REQUEST:
Scan the entries below for the word "Read". Copy each line that has it.
=-=-=-=-=
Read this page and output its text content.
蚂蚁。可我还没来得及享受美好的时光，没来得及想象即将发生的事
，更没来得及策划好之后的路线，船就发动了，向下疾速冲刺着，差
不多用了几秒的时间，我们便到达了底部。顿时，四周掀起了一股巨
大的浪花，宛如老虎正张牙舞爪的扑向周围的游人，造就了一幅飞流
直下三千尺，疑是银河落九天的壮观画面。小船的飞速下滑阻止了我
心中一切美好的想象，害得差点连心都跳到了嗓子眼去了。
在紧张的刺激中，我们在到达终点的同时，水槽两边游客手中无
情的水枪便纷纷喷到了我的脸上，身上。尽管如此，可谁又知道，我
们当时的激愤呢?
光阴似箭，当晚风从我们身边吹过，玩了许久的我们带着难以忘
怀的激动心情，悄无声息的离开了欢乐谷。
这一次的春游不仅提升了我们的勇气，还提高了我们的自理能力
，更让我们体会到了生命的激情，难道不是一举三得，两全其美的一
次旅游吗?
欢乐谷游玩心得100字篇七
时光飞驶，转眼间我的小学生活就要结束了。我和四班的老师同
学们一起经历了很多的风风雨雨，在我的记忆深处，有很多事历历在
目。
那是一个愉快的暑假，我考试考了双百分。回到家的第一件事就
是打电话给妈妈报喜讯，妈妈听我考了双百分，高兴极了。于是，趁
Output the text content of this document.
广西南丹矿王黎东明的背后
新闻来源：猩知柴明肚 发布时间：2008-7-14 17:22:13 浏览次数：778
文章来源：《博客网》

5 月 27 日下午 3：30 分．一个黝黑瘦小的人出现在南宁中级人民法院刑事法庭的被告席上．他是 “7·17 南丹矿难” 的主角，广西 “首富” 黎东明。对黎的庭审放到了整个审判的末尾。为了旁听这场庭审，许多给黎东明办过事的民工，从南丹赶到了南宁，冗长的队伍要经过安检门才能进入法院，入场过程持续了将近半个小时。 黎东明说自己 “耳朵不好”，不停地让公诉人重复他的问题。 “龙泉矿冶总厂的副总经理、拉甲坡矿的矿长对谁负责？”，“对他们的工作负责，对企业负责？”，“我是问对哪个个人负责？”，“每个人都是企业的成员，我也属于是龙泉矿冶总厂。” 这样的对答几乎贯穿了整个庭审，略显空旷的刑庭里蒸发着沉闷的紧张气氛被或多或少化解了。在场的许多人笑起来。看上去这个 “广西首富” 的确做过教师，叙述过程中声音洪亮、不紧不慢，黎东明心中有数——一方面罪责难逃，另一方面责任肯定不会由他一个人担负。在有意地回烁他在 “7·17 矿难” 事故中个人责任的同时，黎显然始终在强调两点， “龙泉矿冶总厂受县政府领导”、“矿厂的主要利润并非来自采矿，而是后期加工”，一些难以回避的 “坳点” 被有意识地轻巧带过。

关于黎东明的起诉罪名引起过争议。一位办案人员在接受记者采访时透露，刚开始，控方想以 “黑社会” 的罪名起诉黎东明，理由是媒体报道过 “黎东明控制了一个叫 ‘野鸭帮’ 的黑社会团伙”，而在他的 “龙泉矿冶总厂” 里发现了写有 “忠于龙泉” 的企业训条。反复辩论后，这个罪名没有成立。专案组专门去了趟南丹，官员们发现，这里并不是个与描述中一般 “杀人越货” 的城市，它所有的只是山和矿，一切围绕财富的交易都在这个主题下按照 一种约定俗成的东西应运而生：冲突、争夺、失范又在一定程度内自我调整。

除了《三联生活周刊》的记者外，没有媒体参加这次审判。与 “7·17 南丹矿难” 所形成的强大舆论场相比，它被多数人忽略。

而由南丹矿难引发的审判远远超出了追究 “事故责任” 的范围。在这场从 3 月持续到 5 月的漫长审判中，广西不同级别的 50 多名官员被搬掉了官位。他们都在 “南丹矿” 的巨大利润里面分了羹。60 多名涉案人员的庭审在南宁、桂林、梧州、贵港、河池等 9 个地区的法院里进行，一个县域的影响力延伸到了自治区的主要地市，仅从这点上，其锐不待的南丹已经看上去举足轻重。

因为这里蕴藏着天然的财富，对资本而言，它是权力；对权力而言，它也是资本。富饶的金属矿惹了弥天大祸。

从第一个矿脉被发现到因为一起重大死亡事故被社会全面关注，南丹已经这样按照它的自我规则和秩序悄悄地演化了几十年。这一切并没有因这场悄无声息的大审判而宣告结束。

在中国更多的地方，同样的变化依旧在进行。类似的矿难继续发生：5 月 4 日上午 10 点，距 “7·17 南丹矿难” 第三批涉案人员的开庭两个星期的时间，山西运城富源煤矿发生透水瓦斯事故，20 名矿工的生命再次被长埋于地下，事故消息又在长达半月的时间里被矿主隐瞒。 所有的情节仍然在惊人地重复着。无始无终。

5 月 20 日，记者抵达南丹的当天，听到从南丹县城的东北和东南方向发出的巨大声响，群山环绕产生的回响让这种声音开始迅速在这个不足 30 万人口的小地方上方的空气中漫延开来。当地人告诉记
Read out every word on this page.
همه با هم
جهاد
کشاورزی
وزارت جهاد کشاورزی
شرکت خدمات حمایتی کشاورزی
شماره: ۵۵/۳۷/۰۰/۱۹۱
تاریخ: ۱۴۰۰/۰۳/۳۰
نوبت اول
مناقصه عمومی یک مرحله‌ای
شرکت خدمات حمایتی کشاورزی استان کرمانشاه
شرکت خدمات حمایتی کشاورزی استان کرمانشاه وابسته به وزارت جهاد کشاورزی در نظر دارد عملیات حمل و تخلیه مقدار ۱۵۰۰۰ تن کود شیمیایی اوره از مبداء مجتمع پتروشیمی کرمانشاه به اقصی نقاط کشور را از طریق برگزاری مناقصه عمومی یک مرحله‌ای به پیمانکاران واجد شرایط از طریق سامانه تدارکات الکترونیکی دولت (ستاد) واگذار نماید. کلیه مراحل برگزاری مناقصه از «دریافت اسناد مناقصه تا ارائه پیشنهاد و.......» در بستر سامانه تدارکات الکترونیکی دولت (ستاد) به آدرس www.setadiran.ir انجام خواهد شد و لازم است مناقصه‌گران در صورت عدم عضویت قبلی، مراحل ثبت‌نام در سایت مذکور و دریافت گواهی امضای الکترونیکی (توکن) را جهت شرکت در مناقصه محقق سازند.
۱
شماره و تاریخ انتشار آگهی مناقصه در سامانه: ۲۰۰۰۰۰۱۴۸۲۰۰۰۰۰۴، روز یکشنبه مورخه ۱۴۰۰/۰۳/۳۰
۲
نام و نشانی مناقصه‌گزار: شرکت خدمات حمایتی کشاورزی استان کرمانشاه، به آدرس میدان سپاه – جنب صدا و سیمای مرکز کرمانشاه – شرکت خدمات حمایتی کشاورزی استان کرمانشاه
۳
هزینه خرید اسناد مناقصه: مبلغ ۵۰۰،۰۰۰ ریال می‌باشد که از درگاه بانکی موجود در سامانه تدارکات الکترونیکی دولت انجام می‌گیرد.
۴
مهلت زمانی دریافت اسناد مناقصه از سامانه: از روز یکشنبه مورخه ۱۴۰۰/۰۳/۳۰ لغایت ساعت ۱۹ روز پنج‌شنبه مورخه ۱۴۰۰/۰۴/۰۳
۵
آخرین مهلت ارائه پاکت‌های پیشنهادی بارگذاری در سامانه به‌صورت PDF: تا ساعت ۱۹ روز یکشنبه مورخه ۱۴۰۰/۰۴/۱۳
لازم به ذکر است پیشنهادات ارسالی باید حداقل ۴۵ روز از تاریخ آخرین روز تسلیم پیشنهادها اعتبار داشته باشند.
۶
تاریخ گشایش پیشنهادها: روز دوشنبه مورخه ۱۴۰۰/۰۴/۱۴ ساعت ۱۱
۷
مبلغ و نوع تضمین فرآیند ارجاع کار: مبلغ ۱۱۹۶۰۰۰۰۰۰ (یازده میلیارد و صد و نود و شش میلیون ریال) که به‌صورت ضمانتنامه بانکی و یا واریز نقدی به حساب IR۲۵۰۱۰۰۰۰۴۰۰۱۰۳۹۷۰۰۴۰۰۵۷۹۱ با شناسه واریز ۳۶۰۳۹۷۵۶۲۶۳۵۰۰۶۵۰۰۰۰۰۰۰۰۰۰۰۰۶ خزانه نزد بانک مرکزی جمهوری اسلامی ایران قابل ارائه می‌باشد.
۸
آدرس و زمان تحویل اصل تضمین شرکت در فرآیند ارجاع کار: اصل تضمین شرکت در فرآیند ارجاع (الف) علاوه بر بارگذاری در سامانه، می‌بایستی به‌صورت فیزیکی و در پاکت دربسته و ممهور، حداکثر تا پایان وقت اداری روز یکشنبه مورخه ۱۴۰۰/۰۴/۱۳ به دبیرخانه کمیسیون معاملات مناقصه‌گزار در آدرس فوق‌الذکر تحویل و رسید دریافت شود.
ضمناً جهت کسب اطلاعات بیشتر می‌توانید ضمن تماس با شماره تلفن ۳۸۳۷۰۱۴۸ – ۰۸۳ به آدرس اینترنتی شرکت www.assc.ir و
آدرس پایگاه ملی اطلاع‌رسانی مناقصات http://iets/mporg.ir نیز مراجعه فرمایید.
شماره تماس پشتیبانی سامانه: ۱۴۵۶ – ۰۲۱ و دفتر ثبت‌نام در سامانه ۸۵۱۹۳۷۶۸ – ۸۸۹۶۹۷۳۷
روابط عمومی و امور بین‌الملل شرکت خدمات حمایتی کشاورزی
=-=-=-=-=
PROBLEM SOLUTION:
Read this page and output its text content.
Read out every word on this page.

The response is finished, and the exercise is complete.